QUELLE:
-------

Schlagwortarchiv für: 29. September 2016

Ja, zugegeben: Vieles innerhalb der großen Menge dessen, womit sich so ein armer Durchschnittspolitiker tagtäglich herum schlagen muss, ist in der Tat kompliziert. Deswegen sollte man für den Fall, dass man da oder dort Durchblick und/oder Fachwissen besitzt und vorhat, sich kritisch über mangelndes Fachwissen eben solcher Politiker zu äußern, immer daran denken, wie komplex die Dinge manchmal sind und wie wenig Zeit, Kraft, Muße, Phantasie, Lernfähigkeit und eben Fachwissen so ein geplagter Durchschnittspolitiker oft hat.

-------

ZU ERLEDIGEN:
- a) Nenne alles, wovon ein geplagter Durchschnittspolitiker laut dem Text über Durchschnittspolitiker oft wenig hat.
- b) Schreib aus dem Text über Durchschnittspolitiker die Stelle von „Ja, zugegeben: Vieles“ bis einschließlich „Durchschnittspolitiker oft hat.“ wortgetreu ab.
- c) Führe den Text über Durchschnittspolitiker nach seinem letzten Satz weiter.

EXTRAHIERTES MATERIAL:
-------

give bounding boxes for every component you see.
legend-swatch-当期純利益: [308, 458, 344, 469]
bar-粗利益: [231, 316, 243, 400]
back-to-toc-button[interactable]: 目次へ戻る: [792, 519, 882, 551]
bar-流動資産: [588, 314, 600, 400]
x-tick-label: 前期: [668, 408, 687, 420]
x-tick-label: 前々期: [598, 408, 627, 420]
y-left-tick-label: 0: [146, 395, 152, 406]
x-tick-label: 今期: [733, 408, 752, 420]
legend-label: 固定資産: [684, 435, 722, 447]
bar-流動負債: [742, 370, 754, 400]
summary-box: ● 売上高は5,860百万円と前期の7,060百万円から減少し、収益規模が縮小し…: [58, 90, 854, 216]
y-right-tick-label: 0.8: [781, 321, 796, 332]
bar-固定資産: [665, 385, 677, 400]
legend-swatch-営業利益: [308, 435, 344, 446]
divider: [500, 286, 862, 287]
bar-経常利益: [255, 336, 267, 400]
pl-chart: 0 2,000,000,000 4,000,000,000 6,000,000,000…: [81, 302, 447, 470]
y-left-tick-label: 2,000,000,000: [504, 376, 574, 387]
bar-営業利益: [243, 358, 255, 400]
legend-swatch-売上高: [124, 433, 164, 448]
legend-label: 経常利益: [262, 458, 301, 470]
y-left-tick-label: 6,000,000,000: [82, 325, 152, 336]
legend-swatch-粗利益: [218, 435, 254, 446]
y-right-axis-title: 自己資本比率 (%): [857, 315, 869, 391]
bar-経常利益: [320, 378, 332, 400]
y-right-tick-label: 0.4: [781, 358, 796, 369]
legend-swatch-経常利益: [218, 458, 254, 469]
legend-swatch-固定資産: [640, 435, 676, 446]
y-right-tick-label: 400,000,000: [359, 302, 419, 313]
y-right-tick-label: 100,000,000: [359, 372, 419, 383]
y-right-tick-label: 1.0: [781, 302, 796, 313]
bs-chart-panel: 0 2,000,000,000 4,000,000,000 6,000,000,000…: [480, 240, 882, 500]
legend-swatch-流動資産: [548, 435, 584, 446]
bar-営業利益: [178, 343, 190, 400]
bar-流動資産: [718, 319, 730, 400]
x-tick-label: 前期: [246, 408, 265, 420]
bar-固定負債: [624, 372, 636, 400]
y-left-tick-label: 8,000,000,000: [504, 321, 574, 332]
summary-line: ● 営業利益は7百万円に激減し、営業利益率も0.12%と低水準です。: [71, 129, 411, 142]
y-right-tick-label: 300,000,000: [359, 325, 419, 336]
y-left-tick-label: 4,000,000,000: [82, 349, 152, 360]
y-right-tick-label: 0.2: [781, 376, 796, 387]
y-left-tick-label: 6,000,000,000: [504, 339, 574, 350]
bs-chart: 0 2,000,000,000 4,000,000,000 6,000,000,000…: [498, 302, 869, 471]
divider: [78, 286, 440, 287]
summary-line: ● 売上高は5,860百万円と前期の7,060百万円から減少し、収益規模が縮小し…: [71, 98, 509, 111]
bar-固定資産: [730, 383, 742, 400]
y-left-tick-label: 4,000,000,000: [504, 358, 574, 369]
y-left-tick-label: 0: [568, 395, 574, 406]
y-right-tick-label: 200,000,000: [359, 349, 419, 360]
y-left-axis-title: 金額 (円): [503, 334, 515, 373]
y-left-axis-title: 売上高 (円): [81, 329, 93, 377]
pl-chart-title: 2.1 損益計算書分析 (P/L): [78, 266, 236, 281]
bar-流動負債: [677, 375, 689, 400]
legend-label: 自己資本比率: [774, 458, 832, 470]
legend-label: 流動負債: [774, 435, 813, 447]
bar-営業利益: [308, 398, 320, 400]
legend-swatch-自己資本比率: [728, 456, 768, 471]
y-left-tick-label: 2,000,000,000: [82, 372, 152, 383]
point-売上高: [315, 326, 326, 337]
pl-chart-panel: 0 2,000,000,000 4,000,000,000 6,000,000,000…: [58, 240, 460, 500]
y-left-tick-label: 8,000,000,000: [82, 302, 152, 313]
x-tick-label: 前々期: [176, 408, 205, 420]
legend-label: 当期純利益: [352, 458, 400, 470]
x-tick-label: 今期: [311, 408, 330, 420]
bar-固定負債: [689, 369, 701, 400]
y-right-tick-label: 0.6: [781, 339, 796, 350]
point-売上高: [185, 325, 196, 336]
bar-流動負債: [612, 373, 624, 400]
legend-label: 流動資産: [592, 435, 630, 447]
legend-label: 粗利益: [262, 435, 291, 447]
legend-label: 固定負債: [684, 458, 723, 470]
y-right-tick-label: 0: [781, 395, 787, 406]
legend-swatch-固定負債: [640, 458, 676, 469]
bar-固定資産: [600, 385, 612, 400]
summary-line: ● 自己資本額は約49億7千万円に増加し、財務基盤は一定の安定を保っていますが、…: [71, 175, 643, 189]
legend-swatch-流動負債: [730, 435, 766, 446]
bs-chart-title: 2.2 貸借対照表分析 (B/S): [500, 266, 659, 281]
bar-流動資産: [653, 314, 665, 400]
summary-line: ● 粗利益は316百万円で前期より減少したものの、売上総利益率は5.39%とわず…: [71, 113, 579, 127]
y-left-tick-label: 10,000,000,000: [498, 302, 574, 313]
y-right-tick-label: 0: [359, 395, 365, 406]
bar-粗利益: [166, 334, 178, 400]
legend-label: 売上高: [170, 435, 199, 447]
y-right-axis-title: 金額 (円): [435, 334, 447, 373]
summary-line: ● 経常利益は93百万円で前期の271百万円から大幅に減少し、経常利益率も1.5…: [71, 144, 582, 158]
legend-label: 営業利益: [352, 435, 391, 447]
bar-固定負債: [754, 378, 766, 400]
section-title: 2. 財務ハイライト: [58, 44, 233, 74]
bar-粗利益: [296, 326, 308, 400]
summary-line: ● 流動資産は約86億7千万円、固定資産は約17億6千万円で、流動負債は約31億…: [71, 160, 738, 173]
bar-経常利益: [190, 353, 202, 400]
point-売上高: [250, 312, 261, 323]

-------

ERWARTETE ERGEBNISSE:
- a) Zeit, Kraft, Muße, Phantasie, Lernfähigkeit, Fachwissen

- b)
Ja, zugegeben: Vieles innerhalb der großen Menge dessen, womit sich so ein armer Durchschnittspolitiker tagtäglich herum schlagen muss, ist in der Tat kompliziert. Deswegen sollte man für den Fall, dass man da oder dort Durchblick und/oder Fachwissen besitzt und vorhat, sich kritisch über mangelndes Fachwissen eben solcher Politiker zu äußern, immer daran denken, wie komplex die Dinge manchmal sind und wie wenig Zeit, Kraft, Muße, Phantasie, Lernfähigkeit und eben Fachwissen so ein geplagter Durchschnittspolitiker oft hat.

- c)
Wen ich im Heer der Vielen der eben Angesprochenen konkret meine? Ja, genau: die Herren Decker und Frankenberger, ihres Zeichens Landtagsabgeordnete der SPD. Und wohin die Kritik zielt: Die beiden Herren, zusammen mit der nicht weniger inkompetenten SPD-Frau im Europaparlament, Martina Werner, zeigen sich solidarisch mit den Kumpels von K+S, vor allem aber mit dem Vorstand von K+S, wenn sie in der HNA vom 08. Sept. 2016 die Genehmigungsbehörden auffordern, die „übergangsweise ausgesprochene Versenkgenehmigung von lediglich 725.000 Kubikmetern“ Salzabwässer nicht weiter aufrechtzuerhalten. Diese Menge sei viel zu gering, schränke die Produktion ein und gefährde die Arbeitsplätze.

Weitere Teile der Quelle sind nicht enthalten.